»»
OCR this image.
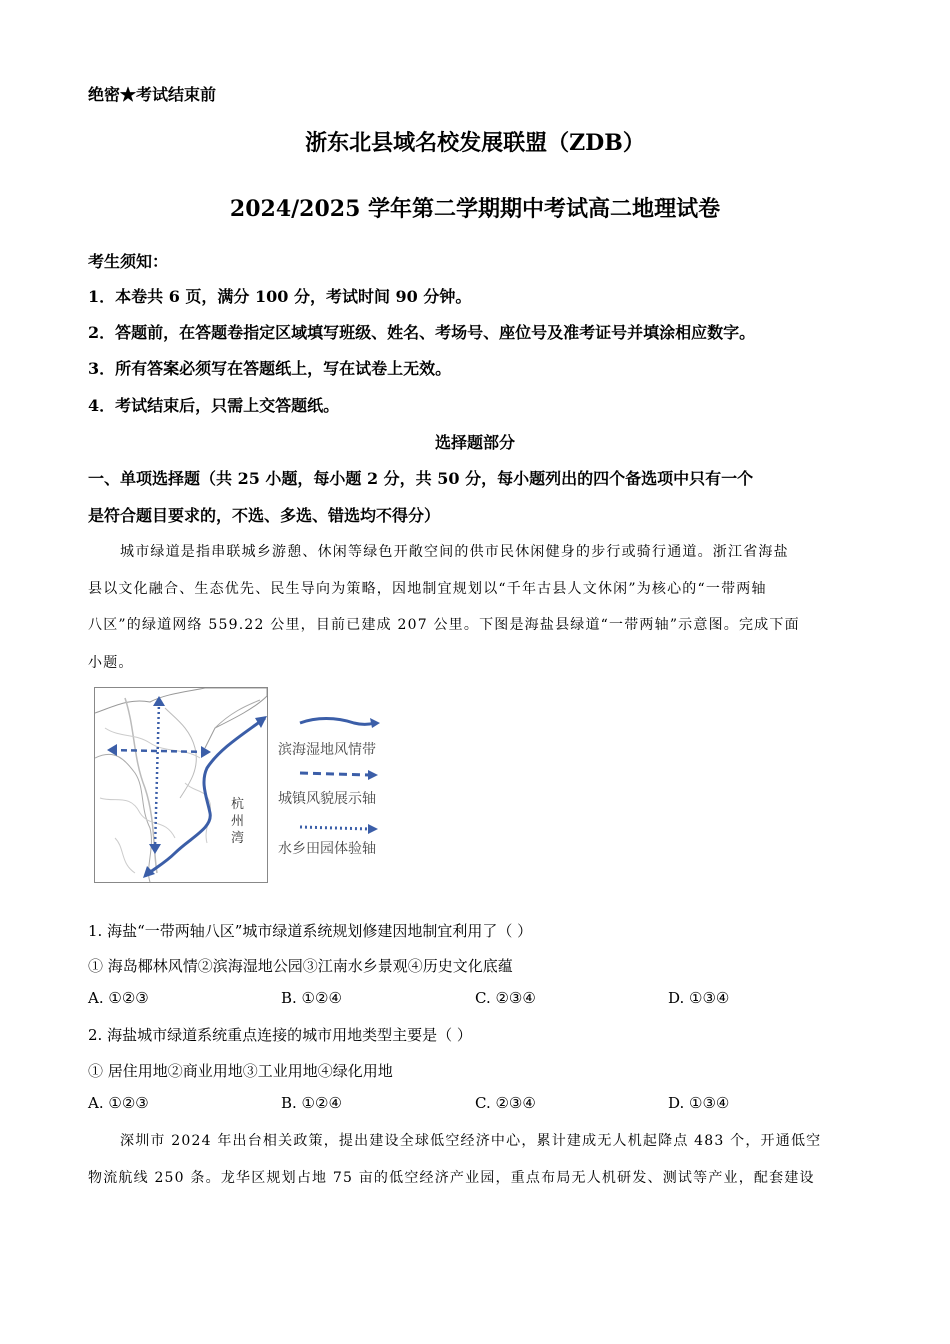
绝密★考试结束前
浙东北县域名校发展联盟（ZDB）
2024/2025 学年第二学期期中考试高二地理试卷
考生须知：
1．本卷共 6 页，满分 100 分，考试时间 90 分钟。
2．答题前，在答题卷指定区域填写班级、姓名、考场号、座位号及准考证号并填涂相应数字。
3．所有答案必须写在答题纸上，写在试卷上无效。
4．考试结束后，只需上交答题纸。
选择题部分
一、单项选择题（共 25 小题，每小题 2 分，共 50 分，每小题列出的四个备选项中只有一个
是符合题目要求的，不选、多选、错选均不得分）
城市绿道是指串联城乡游憩、休闲等绿色开敞空间的供市民休闲健身的步行或骑行通道。浙江省海盐
县以文化融合、生态优先、民生导向为策略，因地制宜规划以“千年古县人文休闲”为核心的“一带两轴
八区”的绿道网络 559.22 公里，目前已建成 207 公里。下图是海盐县绿道“一带两轴”示意图。完成下面
小题。
杭州湾
滨海湿地风情带
城镇风貌展示轴
水乡田园体验轴
1. 海盐“一带两轴八区”城市绿道系统规划修建因地制宜利用了（ ）
① 海岛椰林风情②滨海湿地公园③江南水乡景观④历史文化底蕴
A. ①②③	B. ①②④	C. ②③④	D. ①③④
2. 海盐城市绿道系统重点连接的城市用地类型主要是（ ）
① 居住用地②商业用地③工业用地④绿化用地
A. ①②③	B. ①②④	C. ②③④	D. ①③④
深圳市 2024 年出台相关政策，提出建设全球低空经济中心，累计建成无人机起降点 483 个，开通低空
物流航线 250 条。龙华区规划占地 75 亩的低空经济产业园，重点布局无人机研发、测试等产业，配套建设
««
__Required task__.
From the data above, write out everything exactly except the pictures.

__Task solution__.
OCR this image.
绝密★考试结束前
浙东北县域名校发展联盟（ZDB）
2024/2025 学年第二学期期中考试高二地理试卷
考生须知：
1．本卷共 6 页，满分 100 分，考试时间 90 分钟。
2．答题前，在答题卷指定区域填写班级、姓名、考场号、座位号及准考证号并填涂相应数字。
3．所有答案必须写在答题纸上，写在试卷上无效。
4．考试结束后，只需上交答题纸。
选择题部分
一、单项选择题（共 25 小题，每小题 2 分，共 50 分，每小题列出的四个备选项中只有一个
是符合题目要求的，不选、多选、错选均不得分）
城市绿道是指串联城乡游憩、休闲等绿色开敞空间的供市民休闲健身的步行或骑行通道。浙江省海盐
县以文化融合、生态优先、民生导向为策略，因地制宜规划以“千年古县人文休闲”为核心的“一带两轴
八区”的绿道网络 559.22 公里，目前已建成 207 公里。下图是海盐县绿道“一带两轴”示意图。完成下面
小题。
杭州湾
滨海湿地风情带
城镇风貌展示轴
水乡田园体验轴
1. 海盐“一带两轴八区”城市绿道系统规划修建因地制宜利用了（ ）
① 海岛椰林风情②滨海湿地公园③江南水乡景观④历史文化底蕴
A. ①②③	B. ①②④	C. ②③④	D. ①③④
2. 海盐城市绿道系统重点连接的城市用地类型主要是（ ）
① 居住用地②商业用地③工业用地④绿化用地
A. ①②③	B. ①②④	C. ②③④	D. ①③④
深圳市 2024 年出台相关政策，提出建设全球低空经济中心，累计建成无人机起降点 483 个，开通低空
物流航线 250 条。龙华区规划占地 75 亩的低空经济产业园，重点布局无人机研发、测试等产业，配套建设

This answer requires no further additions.